**Passage provided:**
It was not long ago when mobile gaming was thought of as a phenomenon somewhat unique to Asian countries. In particular, handheld gaming is especially popular in Japan. However, the United States is becoming more and more like Japan with each passing day. Hop on a local subway car, ride the train or ask your kids what their friends are doing while killing time on the bus, and you will find mobile gaming has become quite popular.
In fact, mobile gaming is taking off worldwide as many more top-notch games are made playable on phones and portable gaming consoles such as the Nintendo Switch. Though most people do not own a Switch console, the vast majority of people own smartphones. The rise of smartphone gaming is benefiting Zynga (ZNGA) and Glu Mobile (GLUU).
Let’s take a look at both stocks to determine which is better for your portfolio.
The Analysts are Bullish on ZNGA and GLUU
The analysts who have performed an in-depth analysis of these gaming companies agree the future looks fantastic for both, mainly because mobile is the fastest-growing gaming industry segment. Analysts have set an average price target of $12.31 for ZYNGA, meaning it has a potential 23% upside. Each of the nine analysts who cover the stock recommends it as a “Buy,” which is certainly a positive for the company. Analysts have set an average price target of $12.33 for GLUU, indicating the stock has a potential upside of 30%.
The POWR Ratings show GLUU has an “A” grade in the Trade Grade and Industry Rank components. GLUU also has a “B” grade in the Buy & Hold Grade component. Of the 15 stocks in the Entertainment – Toys & Video Games industry, GLUU is ranked ninth. ZNGA’s POWR Ratings are even better, highlighted by an “A” grade in the Industry Rank and Trade Grade components along with a “B” Buy & Hold Grade. ZNGA is ranked eighth in the same industry.
What About the Games?
Let’s cut to the chase. The quality of ZNGA and GLUU games will ultimately determine which of these stocks emerges as the winner. However, if you are like most investors, you don’t spend an abundance of time playing mobile games on your smartphone. Even if you are a non-gamer or only play games from time to time, you will have likely heard of one of ZNGA’s top titles, Words With Friends.
Other ZNGA titles include Empires & Puzzles, CSR Racing, Zynga Poker, and Merge Dragons. Add in the fact that ZNGA personnel is hard at work, creating a new studio to develop Star Wars games, and you have all the more reason to be bullish about the stock’s future.

**Material provided:**
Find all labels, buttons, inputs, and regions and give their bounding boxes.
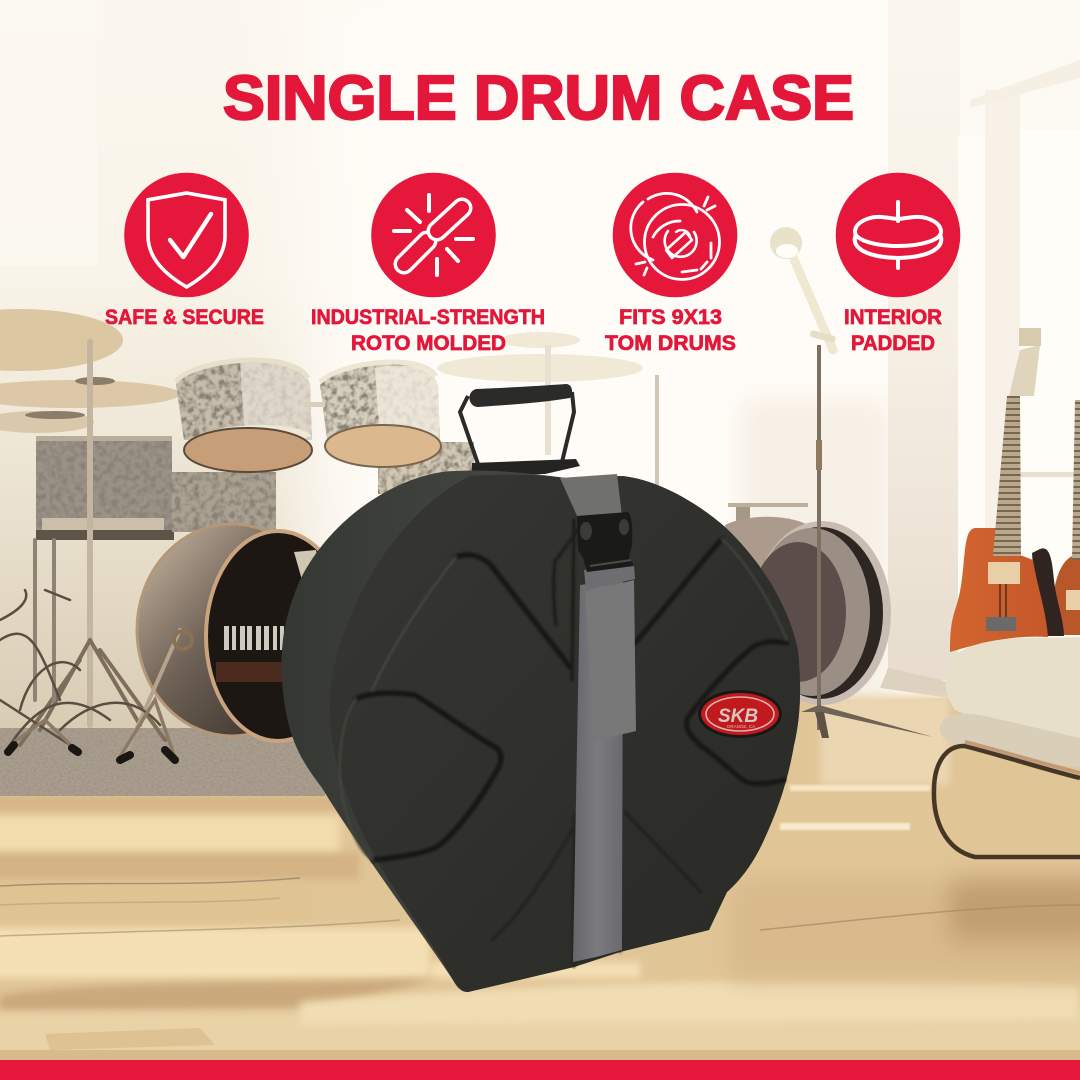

**Given exercise 1:** In the article on mobile gaming stocks, what average price target have analysts set for GLUU?
**Given exercise 2:** In the mobile gaming stocks article, take the part that opens with the words containing "It was not long" and closes with "for your portfolio.", and write it again with "subway car" switched to "commuter ferry".
**Given exercise 3:** Resume the article on mobile gaming stocks after its last sentence.

**Task answer 1:** $12.33

**Task answer 2:**
It was not long ago when mobile gaming was thought of as a phenomenon somewhat unique to Asian countries. In particular, handheld gaming is especially popular in Japan. However, the United States is becoming more and more like Japan with each passing day. Hop on a local commuter ferry, ride the train or ask your kids what their friends are doing while killing time on the bus, and you will find mobile gaming has become quite popular.
In fact, mobile gaming is taking off worldwide as many more top-notch games are made playable on phones and portable gaming consoles such as the Nintendo Switch. Though most people do not own a Switch console, the vast majority of people own smartphones. The rise of smartphone gaming is benefiting Zynga (ZNGA) and Glu Mobile (GLUU).
Let’s take a look at both stocks to determine which is better for your portfolio.

**Task answer 3:**
GLUU’s games are not as popular as ZNGA’s, yet still have their merits. GLUU titles include Tap Sports Baseball, Covet Fashion, Diner Dash Adventures, Disney Sorcerer’s Arena, and Design Home. The alliance with Disney (DIS) certainly bodes well for GLUU. However, at this point, ZNGA has a slightly superior collection of games.
Which is the Better Value?
ZNGA currently has a forward P/E ratio of 26.42, indicating the stock might be slightly overvalued at its current trading price of around $10. It is particularly interesting to note ZNGA is less than 75 cents away from its 52-week high of $10.69, a price point that could be easily surpassed as the upcoming holiday season unfolds.
GLUU’s forward P/E ratio is slightly lower at 23.58. GLUU is $1.30 away from its 52-week high of $10.85. The stock is currently trading at more than double its 52-week low mark of $3.98.
Take a look at ZNGA’s one-year chart, and you will find it appears as though the stock has established a price floor at $7.90. The stock bounced back up to $10 after hitting this floor last month. GLUU appears to have established a price floor at $6.90. The stock dropped to this floor in November and popped right back to life, soaring slightly above $10 across the next month.
The Verdict
The better of these two mobile gaming stocks might end up being the one that makes the most prudent acquisitions moving forward. ZNGA’s purchase of Peak Games brings Toy Blast and Toon Blast games into the fold. Though the deal set ZNGA back nearly $2 billion, the move will likely boost the company’s mobile user base by over 60%.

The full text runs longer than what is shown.